# WHAT THE TASK ASKS
Reproduce the listing below character for character; drop every image.

# DATASET EXTRACT
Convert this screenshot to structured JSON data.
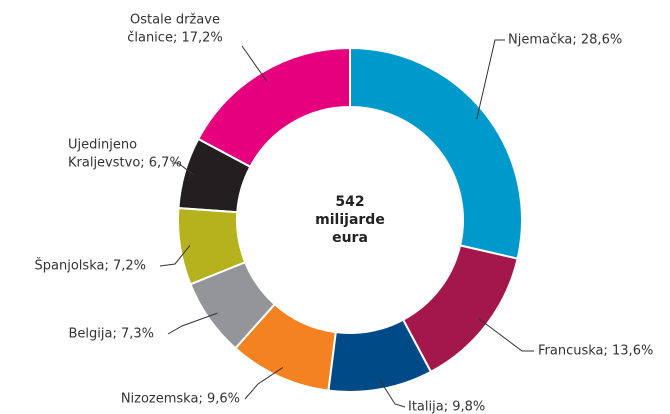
{
  "chart_data": {
    "type": "donut",
    "center_label": [
      "542",
      "milijarde",
      "eura"
    ],
    "values": [
      28.6,
      13.6,
      9.8,
      9.6,
      7.3,
      7.2,
      6.7,
      17.2
    ],
    "value_labels": [
      [
        "Njemačka; 28,6%"
      ],
      [
        "Francuska; 13,6%"
      ],
      [
        "Italija; 9,8%"
      ],
      [
        "Nizozemska; 9,6%"
      ],
      [
        "Belgija; 7,3%"
      ],
      [
        "Španjolska; 7,2%"
      ],
      [
        "Ujedinjeno",
        "Kraljevstvo; 6,7%"
      ],
      [
        "Ostale države",
        "članice; 17,2%"
      ]
    ],
    "colors": [
      "#0099cc",
      "#a3174b",
      "#004a87",
      "#f58220",
      "#939598",
      "#b5b21e",
      "#231f20",
      "#e6007e"
    ]
  }
}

# ANSWER TO THE TASK
Convert this screenshot to structured JSON data.
{
  "chart_data": {
    "type": "donut",
    "center_label": [
      "542",
      "milijarde",
      "eura"
    ],
    "values": [
      28.6,
      13.6,
      9.8,
      9.6,
      7.3,
      7.2,
      6.7,
      17.2
    ],
    "value_labels": [
      [
        "Njemačka; 28,6%"
      ],
      [
        "Francuska; 13,6%"
      ],
      [
        "Italija; 9,8%"
      ],
      [
        "Nizozemska; 9,6%"
      ],
      [
        "Belgija; 7,3%"
      ],
      [
        "Španjolska; 7,2%"
      ],
      [
        "Ujedinjeno",
        "Kraljevstvo; 6,7%"
      ],
      [
        "Ostale države",
        "članice; 17,2%"
      ]
    ],
    "colors": [
      "#0099cc",
      "#a3174b",
      "#004a87",
      "#f58220",
      "#939598",
      "#b5b21e",
      "#231f20",
      "#e6007e"
    ]
  }
}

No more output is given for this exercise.